The answer must consist of every line from the data that holds the string "level".

....

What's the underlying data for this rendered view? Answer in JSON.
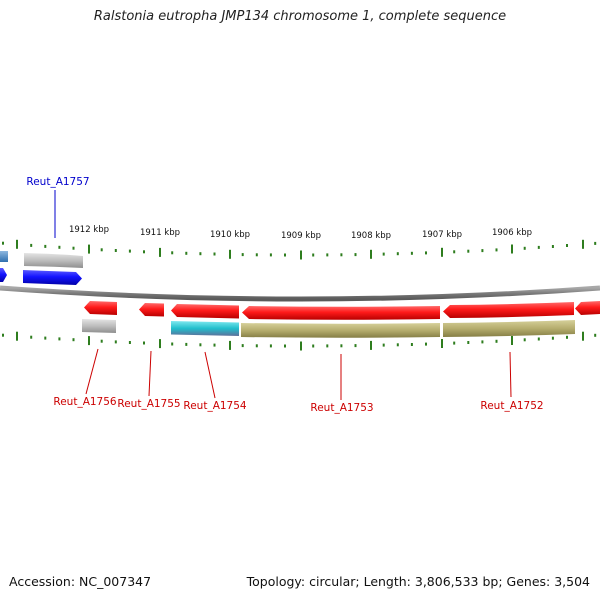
{
  "title": "Ralstonia eutropha JMP134 chromosome 1, complete sequence",
  "accession_text": "Accession: NC_007347",
  "topology_text": "Topology: circular; Length: 3,806,533 bp; Genes: 3,504",
  "ruler_labels": [
    "1912 kbp",
    "1911 kbp",
    "1910 kbp",
    "1909 kbp",
    "1908 kbp",
    "1907 kbp",
    "1906 kbp"
  ],
  "gene_labels": {
    "top": [
      "Reut_A1757"
    ],
    "bottom": [
      "Reut_A1756",
      "Reut_A1755",
      "Reut_A1754",
      "Reut_A1753",
      "Reut_A1752"
    ]
  },
  "colors": {
    "forward_gene": "#1b1bff",
    "reverse_gene": "#ff1a1a",
    "forward_label": "#0000cc",
    "reverse_label": "#cc0000",
    "backbone": "#7f7f7f",
    "ticks": "#2e7d1e",
    "product_gray": "#bdbdbd",
    "product_olive": "#b5ad6e",
    "product_cyan": "#2fc4cf"
  }
}
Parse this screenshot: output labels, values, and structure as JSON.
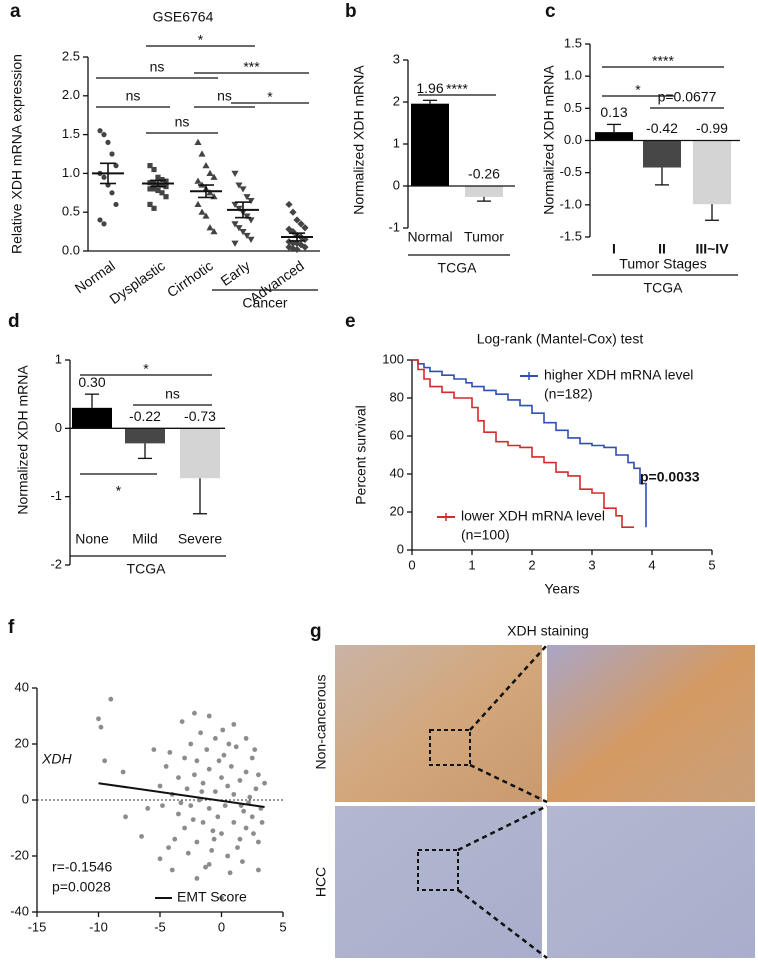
{
  "chart_data": [
    {
      "label": "a",
      "type": "strip",
      "title": "GSE6764",
      "ylabel": "Relative XDH mRNA expression",
      "categories": [
        "Normal",
        "Dysplastic",
        "Cirrhotic",
        "Early",
        "Advanced"
      ],
      "values": [
        1.0,
        0.87,
        0.77,
        0.53,
        0.18
      ],
      "errors": [
        0.13,
        0.04,
        0.08,
        0.1,
        0.05
      ],
      "points": [
        [
          1.55,
          1.5,
          1.4,
          1.25,
          1.1,
          1.0,
          0.95,
          0.85,
          0.75,
          0.6,
          0.4,
          0.35
        ],
        [
          1.1,
          1.05,
          0.95,
          0.92,
          0.9,
          0.88,
          0.87,
          0.85,
          0.85,
          0.83,
          0.8,
          0.8,
          0.78,
          0.75,
          0.7,
          0.6,
          0.55
        ],
        [
          1.4,
          1.25,
          1.1,
          1.0,
          0.95,
          0.9,
          0.85,
          0.8,
          0.75,
          0.7,
          0.6,
          0.5,
          0.45,
          0.3,
          0.25
        ],
        [
          1.0,
          0.85,
          0.8,
          0.7,
          0.65,
          0.6,
          0.55,
          0.5,
          0.45,
          0.4,
          0.35,
          0.3,
          0.25,
          0.2,
          0.15,
          0.1
        ],
        [
          0.6,
          0.5,
          0.4,
          0.35,
          0.3,
          0.28,
          0.25,
          0.2,
          0.18,
          0.15,
          0.12,
          0.1,
          0.1,
          0.08,
          0.05,
          0.05,
          0.03,
          0.02
        ]
      ],
      "ylim": [
        0,
        2.5
      ],
      "yticks": [
        {
          "value": 0,
          "label": "0.0"
        },
        0.5,
        {
          "value": 1,
          "label": "1.0"
        },
        1.5,
        {
          "value": 2,
          "label": "2.0"
        },
        2.5
      ],
      "group": "Cancer",
      "annotations": [
        "*",
        "ns",
        "***",
        "ns",
        "ns",
        "*",
        "ns"
      ]
    },
    {
      "label": "b",
      "type": "bar",
      "ylabel": "Normalized XDH mRNA",
      "categories": [
        "Normal",
        "Tumor"
      ],
      "values": [
        1.96,
        -0.26
      ],
      "errors": [
        0.08,
        0.1
      ],
      "colors": [
        "#000000",
        "#d4d4d4"
      ],
      "ylim": [
        -1,
        3
      ],
      "yticks": [
        -1,
        0,
        1,
        2,
        3
      ],
      "group": "TCGA",
      "annotations": [
        "****"
      ]
    },
    {
      "label": "c",
      "type": "bar",
      "ylabel": "Normalized XDH mRNA",
      "categories": [
        "I",
        "II",
        "III~IV"
      ],
      "values": [
        0.13,
        -0.42,
        -0.99
      ],
      "errors": [
        0.12,
        0.27,
        0.25
      ],
      "colors": [
        "#000000",
        "#474747",
        "#d4d4d4"
      ],
      "ylim": [
        -1.5,
        1.5
      ],
      "yticks": [
        -1.5,
        {
          "value": -1,
          "label": "-1.0"
        },
        -0.5,
        {
          "value": 0,
          "label": "0.0"
        },
        0.5,
        {
          "value": 1,
          "label": "1.0"
        },
        1.5
      ],
      "xlabel": "Tumor Stages",
      "group": "TCGA",
      "annotations": [
        "****",
        "*",
        "p=0.0677"
      ]
    },
    {
      "label": "d",
      "type": "bar",
      "ylabel": "Normalized XDH mRNA",
      "categories": [
        "None",
        "Mild",
        "Severe"
      ],
      "values": [
        0.3,
        -0.22,
        -0.73
      ],
      "value_labels": [
        "0.30",
        "-0.22",
        "-0.73"
      ],
      "errors": [
        0.2,
        0.22,
        0.52
      ],
      "colors": [
        "#000000",
        "#474747",
        "#d4d4d4"
      ],
      "ylim": [
        -2,
        1
      ],
      "yticks": [
        -2,
        -1,
        0,
        1
      ],
      "group": "TCGA",
      "annotations": [
        "*",
        "ns",
        "*"
      ]
    },
    {
      "label": "e",
      "type": "line",
      "step": true,
      "title": "Log-rank (Mantel-Cox) test",
      "xlabel": "Years",
      "ylabel": "Percent survival",
      "series": [
        {
          "name": "higher XDH mRNA level",
          "note": "(n=182)",
          "color": "#2e4fb3",
          "x": [
            0,
            0.1,
            0.2,
            0.3,
            0.5,
            0.7,
            0.9,
            1.0,
            1.2,
            1.4,
            1.6,
            1.8,
            2.0,
            2.2,
            2.4,
            2.6,
            2.8,
            3.0,
            3.2,
            3.4,
            3.6,
            3.7,
            3.8,
            3.9
          ],
          "values": [
            100,
            98,
            96,
            94,
            92,
            90,
            88,
            86,
            84,
            82,
            79,
            76,
            72,
            67,
            63,
            59,
            56,
            55,
            54,
            50,
            46,
            43,
            35,
            12
          ]
        },
        {
          "name": "lower XDH mRNA level",
          "note": "(n=100)",
          "color": "#d42a2a",
          "x": [
            0,
            0.1,
            0.2,
            0.3,
            0.5,
            0.7,
            0.9,
            1.0,
            1.1,
            1.2,
            1.4,
            1.6,
            1.8,
            2.0,
            2.2,
            2.4,
            2.6,
            2.8,
            3.0,
            3.2,
            3.4,
            3.5,
            3.7
          ],
          "values": [
            100,
            95,
            90,
            86,
            83,
            80,
            80,
            75,
            68,
            62,
            57,
            55,
            54,
            49,
            46,
            41,
            39,
            32,
            30,
            22,
            18,
            12,
            12
          ]
        }
      ],
      "xlim": [
        0,
        5
      ],
      "ylim": [
        0,
        100
      ],
      "xticks": [
        0,
        1,
        2,
        3,
        4,
        5
      ],
      "yticks": [
        0,
        20,
        40,
        60,
        80,
        100
      ],
      "annotations": [
        "p=0.0033"
      ]
    },
    {
      "label": "f",
      "type": "scatter",
      "color": "#8c8c8c",
      "x": [
        -9,
        -10,
        -9.8,
        -9.5,
        -8,
        -7.8,
        -6.5,
        -5,
        -4.2,
        -4,
        -3.2,
        -2.2,
        -1,
        1,
        2,
        -2,
        0,
        3,
        -1,
        -5,
        -4.5,
        -4,
        -3.5,
        -3.5,
        -3,
        -3,
        -2.8,
        -2.5,
        -2.5,
        -2.2,
        -2,
        -2,
        -1.8,
        -1.5,
        -1.5,
        -1.2,
        -1,
        -1,
        -0.8,
        -0.5,
        -0.5,
        -0.3,
        0,
        0,
        0.2,
        0.3,
        0.5,
        0.5,
        0.8,
        1,
        1,
        1.2,
        1.5,
        1.5,
        1.8,
        2,
        2,
        2.3,
        2.5,
        2.5,
        2.8,
        3,
        3,
        3.2,
        3.5,
        -4.8,
        -3.8,
        -2.7,
        -1.7,
        -0.7,
        0.7,
        1.7,
        2.7,
        -6,
        -5.5,
        -4.3,
        -1.3,
        0.1,
        1.3,
        -3.3,
        -2.3,
        -0.2,
        2.2,
        3.3,
        -1.6,
        -0.6,
        0.6,
        1.6,
        2.6
      ],
      "values": [
        36,
        29,
        26,
        14,
        10,
        -6,
        -13,
        -21,
        17,
        -25,
        28,
        31,
        30,
        27,
        22,
        -28,
        -35,
        -25,
        -23,
        5,
        12,
        2,
        8,
        -5,
        15,
        -10,
        4,
        20,
        -2,
        9,
        -15,
        14,
        0,
        6,
        -8,
        18,
        -3,
        11,
        -18,
        3,
        22,
        -6,
        8,
        -12,
        16,
        -2,
        5,
        -20,
        12,
        -8,
        2,
        19,
        -14,
        7,
        -4,
        10,
        -10,
        1,
        15,
        -6,
        4,
        -15,
        9,
        -3,
        6,
        -2,
        -14,
        -19,
        24,
        -11,
        -26,
        -22,
        18,
        -3,
        18,
        -17,
        -24,
        25,
        -17,
        -1,
        -7,
        14,
        -1,
        -8,
        3,
        -14,
        20,
        -2,
        -12
      ],
      "fit": {
        "name": "EMT Score",
        "x": [
          -10,
          3.5
        ],
        "values": [
          6,
          -2.5
        ]
      },
      "xlim": [
        -15,
        5
      ],
      "ylim": [
        -40,
        40
      ],
      "xticks": [
        -15,
        -10,
        -5,
        0,
        5
      ],
      "yticks": [
        -40,
        -20,
        0,
        20,
        40
      ],
      "zero_line": true,
      "annotations": [
        "XDH",
        "r=-0.1546",
        "p=0.0028"
      ]
    }
  ],
  "panel_g": {
    "label": "g",
    "title": "XDH staining",
    "rows": [
      "Non-cancerous",
      "HCC"
    ]
  }
}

....

▸ Response area
          "name": "higher XDH mRNA level",
          "name": "lower XDH mRNA level",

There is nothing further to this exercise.